Compiti richiesti:
a: Ricopia fedelmente il passo dell'articolo sui licenziamenti di Alitalia e Cityliner, cominciando da "I commissari straordinari" e proseguendo fino a "fine del 2025.".
b: Riassumi in due frasi l'articolo sui licenziamenti di Alitalia e Cityliner.
c: Scrivi la parte successiva dell'articolo sui licenziamenti di Alitalia e Cityliner, continuando dopo la sua ultima frase.

Testo estratto:

════════════════════

Con due comunicazioni ufficiali ai sindacati, Alitalia e Cityliner, attualmente in amministrazione straordinaria, hanno annunciato l’inizio delle procedure di licenziamento per 2.245 lavoratori. Questi dipendenti erano impiegati nelle due compagnie prima del loro fallimento, con sedi distribuite su tutto il territorio italiano, tra cui Roma, Milano, Bari, Bologna, Catania, Venezia e Verona.

I commissari straordinari delle due società hanno dichiarato che non esistono ulteriori strumenti legali o negoziali che possano affrontare l’eccesso di personale limitando le conseguenze sociali. Uiltrasporti ha ricordato che la cassa integrazione coprirà i lavoratori licenziati solo fino al 31 ottobre 2024, ma il sindacato sta facendo pressione per estendere questo termine fino alla fine del 2025.

════════════════════

[Dati estratti da una raccolta]
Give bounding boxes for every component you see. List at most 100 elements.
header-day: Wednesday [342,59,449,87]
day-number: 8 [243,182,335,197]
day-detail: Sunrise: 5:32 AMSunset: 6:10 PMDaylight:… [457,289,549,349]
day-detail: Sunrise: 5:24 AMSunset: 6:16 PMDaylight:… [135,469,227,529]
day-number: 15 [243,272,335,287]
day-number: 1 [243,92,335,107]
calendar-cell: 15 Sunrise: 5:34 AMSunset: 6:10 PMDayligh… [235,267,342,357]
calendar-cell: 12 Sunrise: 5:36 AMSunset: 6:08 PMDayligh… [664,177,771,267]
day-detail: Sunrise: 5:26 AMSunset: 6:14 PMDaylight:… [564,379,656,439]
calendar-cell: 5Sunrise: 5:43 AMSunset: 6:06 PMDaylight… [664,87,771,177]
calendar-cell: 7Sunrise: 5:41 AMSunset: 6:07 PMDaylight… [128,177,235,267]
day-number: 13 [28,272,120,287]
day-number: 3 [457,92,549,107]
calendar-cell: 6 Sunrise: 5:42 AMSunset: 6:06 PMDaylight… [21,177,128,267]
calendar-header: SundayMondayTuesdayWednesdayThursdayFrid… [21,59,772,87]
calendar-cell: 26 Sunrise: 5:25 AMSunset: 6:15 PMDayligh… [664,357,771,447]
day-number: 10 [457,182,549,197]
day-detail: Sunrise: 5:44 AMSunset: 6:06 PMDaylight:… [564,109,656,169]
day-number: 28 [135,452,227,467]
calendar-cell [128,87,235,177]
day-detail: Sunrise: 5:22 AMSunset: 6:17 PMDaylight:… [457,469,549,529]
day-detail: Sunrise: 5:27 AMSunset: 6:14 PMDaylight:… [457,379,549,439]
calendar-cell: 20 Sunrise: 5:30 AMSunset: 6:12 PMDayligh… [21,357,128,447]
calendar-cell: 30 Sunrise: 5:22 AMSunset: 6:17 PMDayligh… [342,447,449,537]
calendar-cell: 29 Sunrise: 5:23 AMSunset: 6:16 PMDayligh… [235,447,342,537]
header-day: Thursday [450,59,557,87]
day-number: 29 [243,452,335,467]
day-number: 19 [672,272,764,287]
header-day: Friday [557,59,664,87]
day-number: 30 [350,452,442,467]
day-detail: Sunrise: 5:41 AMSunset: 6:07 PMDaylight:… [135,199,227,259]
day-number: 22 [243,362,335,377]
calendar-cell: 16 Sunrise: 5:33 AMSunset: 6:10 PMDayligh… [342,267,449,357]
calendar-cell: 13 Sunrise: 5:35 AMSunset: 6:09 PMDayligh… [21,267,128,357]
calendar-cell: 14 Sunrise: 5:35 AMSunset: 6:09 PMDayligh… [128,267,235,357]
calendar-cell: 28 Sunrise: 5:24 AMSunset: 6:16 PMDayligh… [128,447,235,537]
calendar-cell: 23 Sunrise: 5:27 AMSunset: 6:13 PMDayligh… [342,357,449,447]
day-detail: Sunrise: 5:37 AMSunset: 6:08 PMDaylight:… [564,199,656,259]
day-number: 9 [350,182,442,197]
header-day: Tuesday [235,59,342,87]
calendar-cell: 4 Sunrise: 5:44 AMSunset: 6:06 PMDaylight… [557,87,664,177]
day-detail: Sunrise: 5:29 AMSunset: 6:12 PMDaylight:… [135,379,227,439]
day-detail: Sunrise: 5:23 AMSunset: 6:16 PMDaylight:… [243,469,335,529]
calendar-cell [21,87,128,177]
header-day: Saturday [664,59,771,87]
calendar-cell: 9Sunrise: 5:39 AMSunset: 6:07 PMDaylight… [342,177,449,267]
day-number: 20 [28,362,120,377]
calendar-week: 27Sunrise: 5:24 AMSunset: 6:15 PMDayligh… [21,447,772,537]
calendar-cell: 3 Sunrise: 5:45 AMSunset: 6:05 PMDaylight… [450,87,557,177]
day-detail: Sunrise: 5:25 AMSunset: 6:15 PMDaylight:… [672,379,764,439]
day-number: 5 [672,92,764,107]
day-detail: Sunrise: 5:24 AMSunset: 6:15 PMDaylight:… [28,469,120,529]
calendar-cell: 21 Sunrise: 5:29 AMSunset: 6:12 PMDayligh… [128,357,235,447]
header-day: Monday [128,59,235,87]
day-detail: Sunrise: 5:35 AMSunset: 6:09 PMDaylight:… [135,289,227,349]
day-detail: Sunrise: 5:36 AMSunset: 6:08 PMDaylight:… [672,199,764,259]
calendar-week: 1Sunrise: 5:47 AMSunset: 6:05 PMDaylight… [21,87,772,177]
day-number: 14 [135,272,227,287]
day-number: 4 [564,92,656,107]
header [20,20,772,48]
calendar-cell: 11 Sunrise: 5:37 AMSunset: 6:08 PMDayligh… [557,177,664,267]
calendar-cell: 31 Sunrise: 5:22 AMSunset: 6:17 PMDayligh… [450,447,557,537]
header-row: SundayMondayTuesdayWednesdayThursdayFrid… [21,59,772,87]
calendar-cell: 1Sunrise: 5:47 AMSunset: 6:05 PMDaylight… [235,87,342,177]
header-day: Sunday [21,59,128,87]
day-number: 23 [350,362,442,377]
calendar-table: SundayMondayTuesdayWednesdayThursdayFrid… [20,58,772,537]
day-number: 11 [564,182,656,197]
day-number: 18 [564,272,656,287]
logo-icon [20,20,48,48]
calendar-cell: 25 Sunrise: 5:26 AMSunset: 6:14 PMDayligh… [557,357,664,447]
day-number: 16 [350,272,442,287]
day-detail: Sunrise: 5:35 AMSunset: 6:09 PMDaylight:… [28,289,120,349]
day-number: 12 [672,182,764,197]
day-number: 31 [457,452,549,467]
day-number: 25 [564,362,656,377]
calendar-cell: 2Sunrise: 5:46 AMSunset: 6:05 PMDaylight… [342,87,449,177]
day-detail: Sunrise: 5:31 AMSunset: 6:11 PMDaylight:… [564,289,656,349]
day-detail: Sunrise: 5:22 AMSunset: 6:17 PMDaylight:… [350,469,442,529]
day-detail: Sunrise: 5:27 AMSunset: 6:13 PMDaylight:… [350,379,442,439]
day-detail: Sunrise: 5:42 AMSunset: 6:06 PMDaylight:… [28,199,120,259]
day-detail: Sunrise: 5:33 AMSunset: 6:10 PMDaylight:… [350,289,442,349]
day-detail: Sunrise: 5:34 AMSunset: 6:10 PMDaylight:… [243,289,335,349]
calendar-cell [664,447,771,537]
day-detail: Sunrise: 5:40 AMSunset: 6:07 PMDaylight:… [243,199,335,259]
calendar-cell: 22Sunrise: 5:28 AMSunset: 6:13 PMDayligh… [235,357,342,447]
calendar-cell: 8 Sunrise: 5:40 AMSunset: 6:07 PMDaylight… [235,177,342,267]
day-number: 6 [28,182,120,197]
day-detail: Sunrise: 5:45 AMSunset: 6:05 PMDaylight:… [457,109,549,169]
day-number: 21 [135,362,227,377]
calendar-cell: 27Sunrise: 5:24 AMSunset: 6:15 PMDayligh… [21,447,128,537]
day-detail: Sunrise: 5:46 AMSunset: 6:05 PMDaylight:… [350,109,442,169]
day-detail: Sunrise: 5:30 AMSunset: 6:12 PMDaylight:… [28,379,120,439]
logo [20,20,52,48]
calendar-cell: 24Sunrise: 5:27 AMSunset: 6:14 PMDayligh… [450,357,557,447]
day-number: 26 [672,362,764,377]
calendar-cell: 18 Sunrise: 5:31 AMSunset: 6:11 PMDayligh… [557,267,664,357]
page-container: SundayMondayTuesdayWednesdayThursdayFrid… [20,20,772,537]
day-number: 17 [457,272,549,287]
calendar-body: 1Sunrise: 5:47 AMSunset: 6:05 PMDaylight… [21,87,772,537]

════════════════════

Risposte numerate:
a:
I commissari straordinari delle due società hanno dichiarato che non esistono ulteriori strumenti legali o negoziali che possano affrontare l’eccesso di personale limitando le conseguenze sociali. Uiltrasporti ha ricordato che la cassa integrazione coprirà i lavoratori licenziati solo fino al 31 ottobre 2024, ma il sindacato sta facendo pressione per estendere questo termine fino alla fine del 2025.

b: Alitalia e Cityliner, in amministrazione straordinaria, hanno avviato le procedure di licenziamento per 2.245 lavoratori con sedi in tutta Italia, e i commissari hanno dichiarato che non esistono altri strumenti per gestire l'eccesso di personale. Uiltrasporti ha ricordato che la cassa integrazione coprirà i licenziati solo fino al 31 ottobre 2024 e preme per prorogarla fino alla fine del 2025.

c:
L’Usb, un’altra siglia sindacale coinvolta nelle trattative, ha richiesto che le tre aziende che hanno ereditato le attività di Alitalia – Ita Airways, Swissport e Atitech – si facciano carico dei dipendenti in esubero. Il senatore dei 5 Stelle, Mario Turco, ha definito la situazione una “macelleria sociale irricevibile”, soprattutto considerando il recente via libera all’alleanza tra Ita Airways e Lufthansa.